#### Data for this task

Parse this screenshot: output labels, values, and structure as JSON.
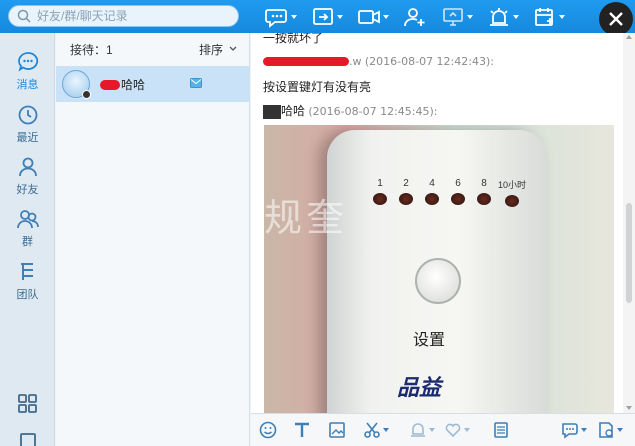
{
  "search": {
    "placeholder": "好友/群/聊天记录"
  },
  "toolbar": {
    "icons": [
      "chat-bubble-icon",
      "share-screen-icon",
      "video-call-icon",
      "add-contact-icon",
      "remote-desktop-icon",
      "alarm-icon",
      "calendar-icon"
    ]
  },
  "nav": {
    "items": [
      {
        "label": "消息",
        "icon": "message-icon",
        "active": true
      },
      {
        "label": "最近",
        "icon": "clock-icon"
      },
      {
        "label": "好友",
        "icon": "person-icon"
      },
      {
        "label": "群",
        "icon": "group-icon"
      },
      {
        "label": "团队",
        "icon": "team-icon"
      }
    ],
    "bottom_icons": [
      "apps-grid-icon",
      "device-icon"
    ]
  },
  "contacts": {
    "reception_label": "接待：1",
    "sort_label": "排序",
    "rows": [
      {
        "name_suffix": "哈哈"
      }
    ]
  },
  "chat": {
    "line1_text": "一按就坏了",
    "line2_name_suffix": ".w",
    "line2_time": "(2016-08-07 12:42:43):",
    "line3_text": "按设置键灯有没有亮",
    "line4_name_suffix": "哈哈",
    "line4_time": "(2016-08-07 12:45:45):",
    "photo": {
      "watermark": "规奎",
      "leds": [
        "1",
        "2",
        "4",
        "6",
        "8",
        "10小时"
      ],
      "button_label": "设置",
      "brand": "品益"
    }
  },
  "colors": {
    "topbar": "#1a8fe3",
    "nav_bg": "#dfe9f2",
    "selected_row": "#c9e2f7",
    "redact": "#e6192a",
    "icon_blue": "#3f7fb6"
  }
}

#### Aim of the task
Please write out all the data again word for word, but not the pictures.

#### Solution for this problem
Parse this screenshot: output labels, values, and structure as JSON.
{
  "search": {
    "placeholder": "好友/群/聊天记录"
  },
  "toolbar": {
    "icons": [
      "chat-bubble-icon",
      "share-screen-icon",
      "video-call-icon",
      "add-contact-icon",
      "remote-desktop-icon",
      "alarm-icon",
      "calendar-icon"
    ]
  },
  "nav": {
    "items": [
      {
        "label": "消息",
        "icon": "message-icon",
        "active": true
      },
      {
        "label": "最近",
        "icon": "clock-icon"
      },
      {
        "label": "好友",
        "icon": "person-icon"
      },
      {
        "label": "群",
        "icon": "group-icon"
      },
      {
        "label": "团队",
        "icon": "team-icon"
      }
    ],
    "bottom_icons": [
      "apps-grid-icon",
      "device-icon"
    ]
  },
  "contacts": {
    "reception_label": "接待：1",
    "sort_label": "排序",
    "rows": [
      {
        "name_suffix": "哈哈"
      }
    ]
  },
  "chat": {
    "line1_text": "一按就坏了",
    "line2_name_suffix": ".w",
    "line2_time": "(2016-08-07 12:42:43):",
    "line3_text": "按设置键灯有没有亮",
    "line4_name_suffix": "哈哈",
    "line4_time": "(2016-08-07 12:45:45):",
    "photo": {
      "watermark": "规奎",
      "leds": [
        "1",
        "2",
        "4",
        "6",
        "8",
        "10小时"
      ],
      "button_label": "设置",
      "brand": "品益"
    }
  },
  "colors": {
    "topbar": "#1a8fe3",
    "nav_bg": "#dfe9f2",
    "selected_row": "#c9e2f7",
    "redact": "#e6192a",
    "icon_blue": "#3f7fb6"
  }
}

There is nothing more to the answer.